Short task :: Type the records out again in full, exactly.

Material to process ::
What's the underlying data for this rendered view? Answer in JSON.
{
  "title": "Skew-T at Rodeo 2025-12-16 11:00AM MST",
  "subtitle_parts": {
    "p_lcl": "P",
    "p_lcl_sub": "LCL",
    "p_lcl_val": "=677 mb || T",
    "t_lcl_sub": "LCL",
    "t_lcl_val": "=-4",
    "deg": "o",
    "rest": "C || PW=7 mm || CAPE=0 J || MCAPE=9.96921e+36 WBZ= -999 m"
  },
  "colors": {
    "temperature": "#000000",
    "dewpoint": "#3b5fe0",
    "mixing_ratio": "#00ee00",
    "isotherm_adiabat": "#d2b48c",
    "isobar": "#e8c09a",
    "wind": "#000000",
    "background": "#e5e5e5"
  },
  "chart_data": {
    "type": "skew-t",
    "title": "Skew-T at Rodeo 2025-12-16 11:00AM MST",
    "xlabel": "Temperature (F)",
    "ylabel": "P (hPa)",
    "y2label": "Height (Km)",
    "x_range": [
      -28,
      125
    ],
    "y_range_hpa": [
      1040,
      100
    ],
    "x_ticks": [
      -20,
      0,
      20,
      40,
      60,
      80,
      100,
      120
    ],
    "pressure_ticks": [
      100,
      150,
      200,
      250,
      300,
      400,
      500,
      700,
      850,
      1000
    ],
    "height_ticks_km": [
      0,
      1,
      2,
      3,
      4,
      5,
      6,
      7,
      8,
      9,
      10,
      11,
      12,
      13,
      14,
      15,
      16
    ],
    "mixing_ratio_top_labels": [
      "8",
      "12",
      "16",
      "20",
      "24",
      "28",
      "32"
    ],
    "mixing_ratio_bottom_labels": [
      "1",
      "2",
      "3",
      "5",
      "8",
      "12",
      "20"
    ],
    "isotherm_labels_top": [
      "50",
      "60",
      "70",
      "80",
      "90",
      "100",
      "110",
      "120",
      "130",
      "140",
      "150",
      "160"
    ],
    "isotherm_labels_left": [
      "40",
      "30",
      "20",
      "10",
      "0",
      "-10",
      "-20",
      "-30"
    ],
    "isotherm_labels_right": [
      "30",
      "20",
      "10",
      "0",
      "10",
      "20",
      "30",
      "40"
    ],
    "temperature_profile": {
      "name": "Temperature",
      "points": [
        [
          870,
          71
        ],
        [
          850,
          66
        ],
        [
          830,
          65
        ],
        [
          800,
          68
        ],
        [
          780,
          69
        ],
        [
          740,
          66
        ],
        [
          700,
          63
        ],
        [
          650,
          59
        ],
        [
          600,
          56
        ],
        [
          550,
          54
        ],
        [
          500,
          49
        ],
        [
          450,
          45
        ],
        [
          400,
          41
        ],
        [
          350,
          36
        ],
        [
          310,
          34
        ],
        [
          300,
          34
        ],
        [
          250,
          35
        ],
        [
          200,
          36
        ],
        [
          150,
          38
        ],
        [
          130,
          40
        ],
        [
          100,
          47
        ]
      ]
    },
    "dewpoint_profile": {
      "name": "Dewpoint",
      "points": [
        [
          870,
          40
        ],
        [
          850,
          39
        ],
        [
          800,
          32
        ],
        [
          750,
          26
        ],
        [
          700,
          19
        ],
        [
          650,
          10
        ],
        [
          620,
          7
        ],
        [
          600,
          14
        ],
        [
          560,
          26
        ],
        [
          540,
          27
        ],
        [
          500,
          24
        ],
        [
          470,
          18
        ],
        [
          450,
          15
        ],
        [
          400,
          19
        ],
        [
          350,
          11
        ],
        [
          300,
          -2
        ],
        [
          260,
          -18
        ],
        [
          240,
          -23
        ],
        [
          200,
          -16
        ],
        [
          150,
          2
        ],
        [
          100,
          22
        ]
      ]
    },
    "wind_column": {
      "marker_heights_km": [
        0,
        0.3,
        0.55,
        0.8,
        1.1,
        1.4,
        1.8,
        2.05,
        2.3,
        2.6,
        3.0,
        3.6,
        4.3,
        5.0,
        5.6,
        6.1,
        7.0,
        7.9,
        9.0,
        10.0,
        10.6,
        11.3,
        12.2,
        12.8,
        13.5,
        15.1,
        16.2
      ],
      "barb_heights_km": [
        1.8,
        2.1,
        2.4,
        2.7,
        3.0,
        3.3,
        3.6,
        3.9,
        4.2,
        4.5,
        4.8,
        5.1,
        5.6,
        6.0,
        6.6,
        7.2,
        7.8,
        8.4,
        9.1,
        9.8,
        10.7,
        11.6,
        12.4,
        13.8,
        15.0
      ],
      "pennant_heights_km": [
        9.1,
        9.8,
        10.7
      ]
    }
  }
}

Solution to the exercise ::
What's the underlying data for this rendered view? Answer in JSON.
{
  "title": "Skew-T at Rodeo 2025-12-16 11:00AM MST",
  "subtitle_parts": {
    "p_lcl": "P",
    "p_lcl_sub": "LCL",
    "p_lcl_val": "=677 mb || T",
    "t_lcl_sub": "LCL",
    "t_lcl_val": "=-4",
    "deg": "o",
    "rest": "C || PW=7 mm || CAPE=0 J || MCAPE=9.96921e+36 WBZ= -999 m"
  },
  "colors": {
    "temperature": "#000000",
    "dewpoint": "#3b5fe0",
    "mixing_ratio": "#00ee00",
    "isotherm_adiabat": "#d2b48c",
    "isobar": "#e8c09a",
    "wind": "#000000",
    "background": "#e5e5e5"
  },
  "chart_data": {
    "type": "skew-t",
    "title": "Skew-T at Rodeo 2025-12-16 11:00AM MST",
    "xlabel": "Temperature (F)",
    "ylabel": "P (hPa)",
    "y2label": "Height (Km)",
    "x_range": [
      -28,
      125
    ],
    "y_range_hpa": [
      1040,
      100
    ],
    "x_ticks": [
      -20,
      0,
      20,
      40,
      60,
      80,
      100,
      120
    ],
    "pressure_ticks": [
      100,
      150,
      200,
      250,
      300,
      400,
      500,
      700,
      850,
      1000
    ],
    "height_ticks_km": [
      0,
      1,
      2,
      3,
      4,
      5,
      6,
      7,
      8,
      9,
      10,
      11,
      12,
      13,
      14,
      15,
      16
    ],
    "mixing_ratio_top_labels": [
      "8",
      "12",
      "16",
      "20",
      "24",
      "28",
      "32"
    ],
    "mixing_ratio_bottom_labels": [
      "1",
      "2",
      "3",
      "5",
      "8",
      "12",
      "20"
    ],
    "isotherm_labels_top": [
      "50",
      "60",
      "70",
      "80",
      "90",
      "100",
      "110",
      "120",
      "130",
      "140",
      "150",
      "160"
    ],
    "isotherm_labels_left": [
      "40",
      "30",
      "20",
      "10",
      "0",
      "-10",
      "-20",
      "-30"
    ],
    "isotherm_labels_right": [
      "30",
      "20",
      "10",
      "0",
      "10",
      "20",
      "30",
      "40"
    ],
    "temperature_profile": {
      "name": "Temperature",
      "points": [
        [
          870,
          71
        ],
        [
          850,
          66
        ],
        [
          830,
          65
        ],
        [
          800,
          68
        ],
        [
          780,
          69
        ],
        [
          740,
          66
        ],
        [
          700,
          63
        ],
        [
          650,
          59
        ],
        [
          600,
          56
        ],
        [
          550,
          54
        ],
        [
          500,
          49
        ],
        [
          450,
          45
        ],
        [
          400,
          41
        ],
        [
          350,
          36
        ],
        [
          310,
          34
        ],
        [
          300,
          34
        ],
        [
          250,
          35
        ],
        [
          200,
          36
        ],
        [
          150,
          38
        ],
        [
          130,
          40
        ],
        [
          100,
          47
        ]
      ]
    },
    "dewpoint_profile": {
      "name": "Dewpoint",
      "points": [
        [
          870,
          40
        ],
        [
          850,
          39
        ],
        [
          800,
          32
        ],
        [
          750,
          26
        ],
        [
          700,
          19
        ],
        [
          650,
          10
        ],
        [
          620,
          7
        ],
        [
          600,
          14
        ],
        [
          560,
          26
        ],
        [
          540,
          27
        ],
        [
          500,
          24
        ],
        [
          470,
          18
        ],
        [
          450,
          15
        ],
        [
          400,
          19
        ],
        [
          350,
          11
        ],
        [
          300,
          -2
        ],
        [
          260,
          -18
        ],
        [
          240,
          -23
        ],
        [
          200,
          -16
        ],
        [
          150,
          2
        ],
        [
          100,
          22
        ]
      ]
    },
    "wind_column": {
      "marker_heights_km": [
        0,
        0.3,
        0.55,
        0.8,
        1.1,
        1.4,
        1.8,
        2.05,
        2.3,
        2.6,
        3.0,
        3.6,
        4.3,
        5.0,
        5.6,
        6.1,
        7.0,
        7.9,
        9.0,
        10.0,
        10.6,
        11.3,
        12.2,
        12.8,
        13.5,
        15.1,
        16.2
      ],
      "barb_heights_km": [
        1.8,
        2.1,
        2.4,
        2.7,
        3.0,
        3.3,
        3.6,
        3.9,
        4.2,
        4.5,
        4.8,
        5.1,
        5.6,
        6.0,
        6.6,
        7.2,
        7.8,
        8.4,
        9.1,
        9.8,
        10.7,
        11.6,
        12.4,
        13.8,
        15.0
      ],
      "pennant_heights_km": [
        9.1,
        9.8,
        10.7
      ]
    }
  }
}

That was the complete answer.